Tarefas do exercício:
• 1. Resuma em duas frases o texto sobre o sofrimento das plantas.
• 2. Transcreva o trecho do texto sobre o sofrimento das plantas entre "Para alguns isto" e "com essa noticia.", inclusive.

Texto apresentado:
□ □ □

Para alguns isto pode não parecer noticia de ultima hora, mas deparei-me recentemente com o argumento de que não vale a pena evitar comer carne de animal (e assim reduzir o sofrimento associados com o abate) porque teríamos de comer vegetais e as plantas também sofrem. Foi me dito inclusivamente que isso estava cientificamente provado e mandaram-me ligações de jornais com essa noticia.
Não, não está cientificamente provado. E as plantas não sofrem. Mesmo se considerarmos (como faz este autor) que o fototropismo é "ver", que quimiotaxia é "cheirar" e por aí fora. Não há no organismo vegetal uma estrutura complexa o suficiente para produzir um mapa do estado desse mesmo organismo. E sem essa estrutura não há sentimento de emoções. Até pode haver emoções se as definirmos como respostas organicas (quase como faz Damásio), mas não as sentimos (notar que as emoções de Damasio não são reaçoes organicas são respostas organicas em que o cérebro é um dos participantes)... Talvez se andarmos às voltas com o significado da palavra "sofrer" possamos encontrar uma construção do conceito em que faça sentido dizer que as plantas sofrem. Mas se o fizermos, esse sofrimento nunca será como o gerado por um sistema nervoso rápido, centralizado, e complexo ao ponto de ser capaz de se mapear a si próprio. Na melhor das hipoteses, se a planta sofre não sabe que sofre. E certamente que não pensa sobre o seu estado. A haver um sofrimento, ele será mais consequencia da nossa definição que do verdadeiro sofrimento da planta. Porque ela nunca vai saber disso.

□ □ □

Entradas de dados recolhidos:
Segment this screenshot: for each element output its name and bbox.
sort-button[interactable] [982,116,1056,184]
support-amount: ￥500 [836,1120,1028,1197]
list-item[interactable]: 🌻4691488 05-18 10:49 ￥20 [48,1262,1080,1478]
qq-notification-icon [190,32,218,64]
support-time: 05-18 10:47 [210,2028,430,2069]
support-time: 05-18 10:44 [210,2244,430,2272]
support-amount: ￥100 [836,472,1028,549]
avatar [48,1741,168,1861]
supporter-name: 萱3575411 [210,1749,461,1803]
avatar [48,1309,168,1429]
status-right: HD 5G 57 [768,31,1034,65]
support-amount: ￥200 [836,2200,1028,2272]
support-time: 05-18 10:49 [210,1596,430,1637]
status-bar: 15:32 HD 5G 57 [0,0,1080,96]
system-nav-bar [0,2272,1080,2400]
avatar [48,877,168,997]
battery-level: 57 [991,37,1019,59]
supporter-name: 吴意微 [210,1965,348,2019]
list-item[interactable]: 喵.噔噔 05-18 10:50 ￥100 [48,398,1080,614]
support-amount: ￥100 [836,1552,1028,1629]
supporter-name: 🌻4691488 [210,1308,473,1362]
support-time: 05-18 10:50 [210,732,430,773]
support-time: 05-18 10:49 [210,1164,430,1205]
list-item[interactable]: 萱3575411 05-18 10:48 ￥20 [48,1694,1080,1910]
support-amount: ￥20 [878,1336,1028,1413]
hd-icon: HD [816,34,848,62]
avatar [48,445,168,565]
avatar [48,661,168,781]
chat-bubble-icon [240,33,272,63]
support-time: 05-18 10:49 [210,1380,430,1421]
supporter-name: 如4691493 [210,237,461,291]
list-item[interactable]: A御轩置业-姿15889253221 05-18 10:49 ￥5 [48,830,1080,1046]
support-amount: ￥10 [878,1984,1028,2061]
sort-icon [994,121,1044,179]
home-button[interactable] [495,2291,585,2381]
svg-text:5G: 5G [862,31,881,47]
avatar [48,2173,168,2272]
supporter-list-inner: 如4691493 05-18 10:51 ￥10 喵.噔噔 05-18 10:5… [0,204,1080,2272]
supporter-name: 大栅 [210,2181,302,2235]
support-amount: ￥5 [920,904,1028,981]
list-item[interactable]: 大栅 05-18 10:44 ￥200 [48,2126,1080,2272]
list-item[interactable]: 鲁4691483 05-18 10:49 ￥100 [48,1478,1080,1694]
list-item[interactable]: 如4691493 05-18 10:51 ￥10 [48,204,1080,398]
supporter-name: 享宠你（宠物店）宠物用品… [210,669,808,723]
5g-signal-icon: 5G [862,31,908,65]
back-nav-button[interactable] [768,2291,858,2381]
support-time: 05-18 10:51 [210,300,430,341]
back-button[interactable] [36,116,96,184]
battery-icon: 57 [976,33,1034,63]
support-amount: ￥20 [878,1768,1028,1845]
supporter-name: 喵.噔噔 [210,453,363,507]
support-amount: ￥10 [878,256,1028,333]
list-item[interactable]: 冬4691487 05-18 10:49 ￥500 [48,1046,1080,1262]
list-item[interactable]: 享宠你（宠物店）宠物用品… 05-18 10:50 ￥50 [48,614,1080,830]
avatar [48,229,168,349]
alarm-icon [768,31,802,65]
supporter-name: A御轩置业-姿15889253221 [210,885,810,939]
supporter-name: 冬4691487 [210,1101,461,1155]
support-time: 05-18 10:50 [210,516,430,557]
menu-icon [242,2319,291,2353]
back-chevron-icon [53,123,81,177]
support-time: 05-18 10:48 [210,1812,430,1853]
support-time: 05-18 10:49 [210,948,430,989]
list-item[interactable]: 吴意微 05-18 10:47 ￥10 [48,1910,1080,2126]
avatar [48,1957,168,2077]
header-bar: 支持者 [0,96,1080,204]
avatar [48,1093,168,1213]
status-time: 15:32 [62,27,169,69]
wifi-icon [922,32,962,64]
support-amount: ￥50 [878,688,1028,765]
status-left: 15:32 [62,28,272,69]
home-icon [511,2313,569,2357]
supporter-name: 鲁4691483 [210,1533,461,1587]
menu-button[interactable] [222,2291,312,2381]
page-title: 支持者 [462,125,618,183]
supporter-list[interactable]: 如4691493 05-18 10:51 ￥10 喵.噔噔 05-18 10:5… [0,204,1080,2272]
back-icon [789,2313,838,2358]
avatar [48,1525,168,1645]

□ □ □

Respostas aos exercícios:
• 1. O autor deparou-se com o argumento de que não vale a pena evitar comer carne porque as plantas também sofrem, algo que lhe apresentaram como cientificamente provado. Ele rejeita essa ideia e afirma que as plantas não têm uma estrutura complexa o suficiente para mapear o seu próprio estado, pelo que, na melhor das hipóteses, se uma planta sofre, não sabe que sofre.

• 2.
Para alguns isto pode não parecer noticia de ultima hora, mas deparei-me recentemente com o argumento de que não vale a pena evitar comer carne de animal (e assim reduzir o sofrimento associados com o abate) porque teríamos de comer vegetais e as plantas também sofrem. Foi me dito inclusivamente que isso estava cientificamente provado e mandaram-me ligações de jornais com essa noticia.